─── RECORDS SHOWN ───
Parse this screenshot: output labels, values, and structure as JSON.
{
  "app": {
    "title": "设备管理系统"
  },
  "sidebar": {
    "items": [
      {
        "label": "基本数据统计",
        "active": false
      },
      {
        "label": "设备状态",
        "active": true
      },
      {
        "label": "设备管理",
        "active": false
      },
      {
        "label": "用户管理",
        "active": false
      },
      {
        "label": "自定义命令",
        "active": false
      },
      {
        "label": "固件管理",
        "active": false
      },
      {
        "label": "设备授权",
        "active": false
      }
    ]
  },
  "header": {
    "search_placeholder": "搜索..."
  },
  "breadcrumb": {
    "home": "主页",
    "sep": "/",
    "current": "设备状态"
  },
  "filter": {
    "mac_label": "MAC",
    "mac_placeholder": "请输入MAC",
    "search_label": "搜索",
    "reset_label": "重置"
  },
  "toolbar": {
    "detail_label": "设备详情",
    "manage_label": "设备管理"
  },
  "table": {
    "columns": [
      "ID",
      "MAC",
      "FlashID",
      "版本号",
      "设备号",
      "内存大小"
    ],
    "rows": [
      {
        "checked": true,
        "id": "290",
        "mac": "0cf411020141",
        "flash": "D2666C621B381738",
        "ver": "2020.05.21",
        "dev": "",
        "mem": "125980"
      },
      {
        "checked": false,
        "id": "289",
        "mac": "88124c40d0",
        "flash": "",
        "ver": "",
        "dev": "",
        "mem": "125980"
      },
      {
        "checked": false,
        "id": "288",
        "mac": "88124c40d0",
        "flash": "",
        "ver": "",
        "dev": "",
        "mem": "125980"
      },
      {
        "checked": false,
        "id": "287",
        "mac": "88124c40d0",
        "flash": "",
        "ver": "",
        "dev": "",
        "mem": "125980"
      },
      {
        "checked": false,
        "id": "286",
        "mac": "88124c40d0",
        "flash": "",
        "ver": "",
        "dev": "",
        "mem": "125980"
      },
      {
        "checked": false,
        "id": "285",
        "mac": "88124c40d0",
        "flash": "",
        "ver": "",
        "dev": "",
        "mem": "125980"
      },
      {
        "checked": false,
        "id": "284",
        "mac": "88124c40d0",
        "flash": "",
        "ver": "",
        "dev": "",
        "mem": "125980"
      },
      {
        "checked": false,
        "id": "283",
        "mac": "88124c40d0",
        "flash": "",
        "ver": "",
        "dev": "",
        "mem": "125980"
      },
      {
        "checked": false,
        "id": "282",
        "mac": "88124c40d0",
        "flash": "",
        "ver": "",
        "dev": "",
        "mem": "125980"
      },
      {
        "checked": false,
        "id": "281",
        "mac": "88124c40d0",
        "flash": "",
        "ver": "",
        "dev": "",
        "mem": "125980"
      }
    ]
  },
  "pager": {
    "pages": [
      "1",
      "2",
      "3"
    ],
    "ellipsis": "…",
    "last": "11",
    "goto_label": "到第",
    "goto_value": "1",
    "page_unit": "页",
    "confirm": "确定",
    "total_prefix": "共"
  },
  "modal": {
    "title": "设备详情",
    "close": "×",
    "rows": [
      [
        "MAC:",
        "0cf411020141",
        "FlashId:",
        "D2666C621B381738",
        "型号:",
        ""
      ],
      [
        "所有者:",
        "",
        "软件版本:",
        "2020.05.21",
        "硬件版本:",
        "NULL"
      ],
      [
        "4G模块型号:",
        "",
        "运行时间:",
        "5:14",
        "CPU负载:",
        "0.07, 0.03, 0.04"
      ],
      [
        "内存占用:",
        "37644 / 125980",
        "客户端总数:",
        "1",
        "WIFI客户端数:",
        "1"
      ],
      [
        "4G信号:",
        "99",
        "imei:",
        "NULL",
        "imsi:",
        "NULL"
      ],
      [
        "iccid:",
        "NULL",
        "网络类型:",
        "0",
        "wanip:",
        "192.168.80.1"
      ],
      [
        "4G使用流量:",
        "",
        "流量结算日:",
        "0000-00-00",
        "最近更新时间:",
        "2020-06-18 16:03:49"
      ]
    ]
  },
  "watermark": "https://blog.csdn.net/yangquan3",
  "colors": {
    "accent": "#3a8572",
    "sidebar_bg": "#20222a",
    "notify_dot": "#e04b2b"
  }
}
───
TASK PROMPT »
Please output the complete data exactly.

EXERCISE RESULT »
Parse this screenshot: output labels, values, and structure as JSON.
{
  "app": {
    "title": "设备管理系统"
  },
  "sidebar": {
    "items": [
      {
        "label": "基本数据统计",
        "active": false
      },
      {
        "label": "设备状态",
        "active": true
      },
      {
        "label": "设备管理",
        "active": false
      },
      {
        "label": "用户管理",
        "active": false
      },
      {
        "label": "自定义命令",
        "active": false
      },
      {
        "label": "固件管理",
        "active": false
      },
      {
        "label": "设备授权",
        "active": false
      }
    ]
  },
  "header": {
    "search_placeholder": "搜索..."
  },
  "breadcrumb": {
    "home": "主页",
    "sep": "/",
    "current": "设备状态"
  },
  "filter": {
    "mac_label": "MAC",
    "mac_placeholder": "请输入MAC",
    "search_label": "搜索",
    "reset_label": "重置"
  },
  "toolbar": {
    "detail_label": "设备详情",
    "manage_label": "设备管理"
  },
  "table": {
    "columns": [
      "ID",
      "MAC",
      "FlashID",
      "版本号",
      "设备号",
      "内存大小"
    ],
    "rows": [
      {
        "checked": true,
        "id": "290",
        "mac": "0cf411020141",
        "flash": "D2666C621B381738",
        "ver": "2020.05.21",
        "dev": "",
        "mem": "125980"
      },
      {
        "checked": false,
        "id": "289",
        "mac": "88124c40d0",
        "flash": "",
        "ver": "",
        "dev": "",
        "mem": "125980"
      },
      {
        "checked": false,
        "id": "288",
        "mac": "88124c40d0",
        "flash": "",
        "ver": "",
        "dev": "",
        "mem": "125980"
      },
      {
        "checked": false,
        "id": "287",
        "mac": "88124c40d0",
        "flash": "",
        "ver": "",
        "dev": "",
        "mem": "125980"
      },
      {
        "checked": false,
        "id": "286",
        "mac": "88124c40d0",
        "flash": "",
        "ver": "",
        "dev": "",
        "mem": "125980"
      },
      {
        "checked": false,
        "id": "285",
        "mac": "88124c40d0",
        "flash": "",
        "ver": "",
        "dev": "",
        "mem": "125980"
      },
      {
        "checked": false,
        "id": "284",
        "mac": "88124c40d0",
        "flash": "",
        "ver": "",
        "dev": "",
        "mem": "125980"
      },
      {
        "checked": false,
        "id": "283",
        "mac": "88124c40d0",
        "flash": "",
        "ver": "",
        "dev": "",
        "mem": "125980"
      },
      {
        "checked": false,
        "id": "282",
        "mac": "88124c40d0",
        "flash": "",
        "ver": "",
        "dev": "",
        "mem": "125980"
      },
      {
        "checked": false,
        "id": "281",
        "mac": "88124c40d0",
        "flash": "",
        "ver": "",
        "dev": "",
        "mem": "125980"
      }
    ]
  },
  "pager": {
    "pages": [
      "1",
      "2",
      "3"
    ],
    "ellipsis": "…",
    "last": "11",
    "goto_label": "到第",
    "goto_value": "1",
    "page_unit": "页",
    "confirm": "确定",
    "total_prefix": "共"
  },
  "modal": {
    "title": "设备详情",
    "close": "×",
    "rows": [
      [
        "MAC:",
        "0cf411020141",
        "FlashId:",
        "D2666C621B381738",
        "型号:",
        ""
      ],
      [
        "所有者:",
        "",
        "软件版本:",
        "2020.05.21",
        "硬件版本:",
        "NULL"
      ],
      [
        "4G模块型号:",
        "",
        "运行时间:",
        "5:14",
        "CPU负载:",
        "0.07, 0.03, 0.04"
      ],
      [
        "内存占用:",
        "37644 / 125980",
        "客户端总数:",
        "1",
        "WIFI客户端数:",
        "1"
      ],
      [
        "4G信号:",
        "99",
        "imei:",
        "NULL",
        "imsi:",
        "NULL"
      ],
      [
        "iccid:",
        "NULL",
        "网络类型:",
        "0",
        "wanip:",
        "192.168.80.1"
      ],
      [
        "4G使用流量:",
        "",
        "流量结算日:",
        "0000-00-00",
        "最近更新时间:",
        "2020-06-18 16:03:49"
      ]
    ]
  },
  "watermark": "https://blog.csdn.net/yangquan3",
  "colors": {
    "accent": "#3a8572",
    "sidebar_bg": "#20222a",
    "notify_dot": "#e04b2b"
  }
}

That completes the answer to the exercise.